** EXERCISE OBJECTIVE **
Write every record out again exactly, and keep images out of it.

** AVAILABLE RECORDS **
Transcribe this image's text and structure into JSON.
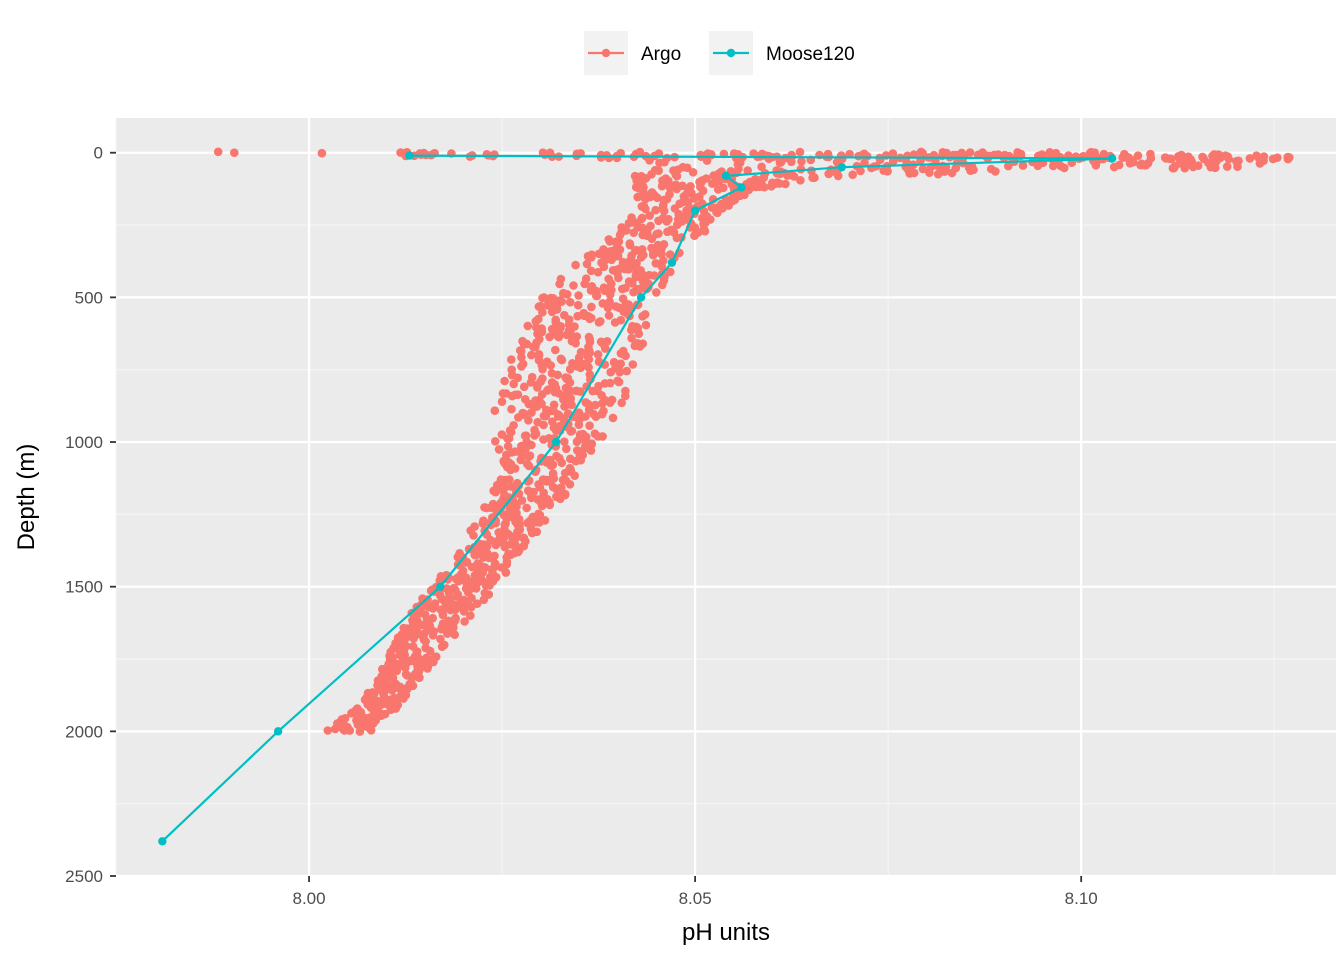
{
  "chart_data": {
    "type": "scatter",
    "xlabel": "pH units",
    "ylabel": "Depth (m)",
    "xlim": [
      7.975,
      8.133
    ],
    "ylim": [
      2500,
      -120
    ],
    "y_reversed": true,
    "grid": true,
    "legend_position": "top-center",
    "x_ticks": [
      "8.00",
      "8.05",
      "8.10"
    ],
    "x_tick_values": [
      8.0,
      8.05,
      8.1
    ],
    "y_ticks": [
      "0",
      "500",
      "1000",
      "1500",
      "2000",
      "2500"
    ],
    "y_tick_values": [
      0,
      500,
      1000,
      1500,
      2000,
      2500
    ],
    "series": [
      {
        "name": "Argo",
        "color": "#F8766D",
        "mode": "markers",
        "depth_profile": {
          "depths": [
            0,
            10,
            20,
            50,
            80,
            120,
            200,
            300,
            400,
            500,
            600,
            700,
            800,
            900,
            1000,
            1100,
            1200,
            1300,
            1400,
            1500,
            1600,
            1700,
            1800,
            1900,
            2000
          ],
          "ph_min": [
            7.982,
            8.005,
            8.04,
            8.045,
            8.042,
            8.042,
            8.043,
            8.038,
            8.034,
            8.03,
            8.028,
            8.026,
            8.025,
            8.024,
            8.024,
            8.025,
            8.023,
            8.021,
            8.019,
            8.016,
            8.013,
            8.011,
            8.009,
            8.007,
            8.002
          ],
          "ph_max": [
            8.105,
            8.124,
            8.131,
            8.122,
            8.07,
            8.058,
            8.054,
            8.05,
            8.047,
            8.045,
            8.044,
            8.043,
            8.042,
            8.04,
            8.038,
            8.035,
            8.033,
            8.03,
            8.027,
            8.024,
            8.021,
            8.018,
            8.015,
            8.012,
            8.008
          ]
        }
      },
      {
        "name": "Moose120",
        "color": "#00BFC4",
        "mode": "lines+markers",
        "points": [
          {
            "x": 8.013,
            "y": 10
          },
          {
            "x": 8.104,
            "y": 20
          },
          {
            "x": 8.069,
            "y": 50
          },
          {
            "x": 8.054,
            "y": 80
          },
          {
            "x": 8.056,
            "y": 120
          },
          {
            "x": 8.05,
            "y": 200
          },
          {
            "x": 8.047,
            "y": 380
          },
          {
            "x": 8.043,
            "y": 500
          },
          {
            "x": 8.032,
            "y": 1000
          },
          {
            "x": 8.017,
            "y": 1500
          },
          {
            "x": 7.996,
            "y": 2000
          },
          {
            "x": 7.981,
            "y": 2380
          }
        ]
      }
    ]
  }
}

** THE OUTPUT **
Transcribe this image's text and structure into JSON.
{
  "chart_data": {
    "type": "scatter",
    "xlabel": "pH units",
    "ylabel": "Depth (m)",
    "xlim": [
      7.975,
      8.133
    ],
    "ylim": [
      2500,
      -120
    ],
    "y_reversed": true,
    "grid": true,
    "legend_position": "top-center",
    "x_ticks": [
      "8.00",
      "8.05",
      "8.10"
    ],
    "x_tick_values": [
      8.0,
      8.05,
      8.1
    ],
    "y_ticks": [
      "0",
      "500",
      "1000",
      "1500",
      "2000",
      "2500"
    ],
    "y_tick_values": [
      0,
      500,
      1000,
      1500,
      2000,
      2500
    ],
    "series": [
      {
        "name": "Argo",
        "color": "#F8766D",
        "mode": "markers",
        "depth_profile": {
          "depths": [
            0,
            10,
            20,
            50,
            80,
            120,
            200,
            300,
            400,
            500,
            600,
            700,
            800,
            900,
            1000,
            1100,
            1200,
            1300,
            1400,
            1500,
            1600,
            1700,
            1800,
            1900,
            2000
          ],
          "ph_min": [
            7.982,
            8.005,
            8.04,
            8.045,
            8.042,
            8.042,
            8.043,
            8.038,
            8.034,
            8.03,
            8.028,
            8.026,
            8.025,
            8.024,
            8.024,
            8.025,
            8.023,
            8.021,
            8.019,
            8.016,
            8.013,
            8.011,
            8.009,
            8.007,
            8.002
          ],
          "ph_max": [
            8.105,
            8.124,
            8.131,
            8.122,
            8.07,
            8.058,
            8.054,
            8.05,
            8.047,
            8.045,
            8.044,
            8.043,
            8.042,
            8.04,
            8.038,
            8.035,
            8.033,
            8.03,
            8.027,
            8.024,
            8.021,
            8.018,
            8.015,
            8.012,
            8.008
          ]
        }
      },
      {
        "name": "Moose120",
        "color": "#00BFC4",
        "mode": "lines+markers",
        "points": [
          {
            "x": 8.013,
            "y": 10
          },
          {
            "x": 8.104,
            "y": 20
          },
          {
            "x": 8.069,
            "y": 50
          },
          {
            "x": 8.054,
            "y": 80
          },
          {
            "x": 8.056,
            "y": 120
          },
          {
            "x": 8.05,
            "y": 200
          },
          {
            "x": 8.047,
            "y": 380
          },
          {
            "x": 8.043,
            "y": 500
          },
          {
            "x": 8.032,
            "y": 1000
          },
          {
            "x": 8.017,
            "y": 1500
          },
          {
            "x": 7.996,
            "y": 2000
          },
          {
            "x": 7.981,
            "y": 2380
          }
        ]
      }
    ]
  }
}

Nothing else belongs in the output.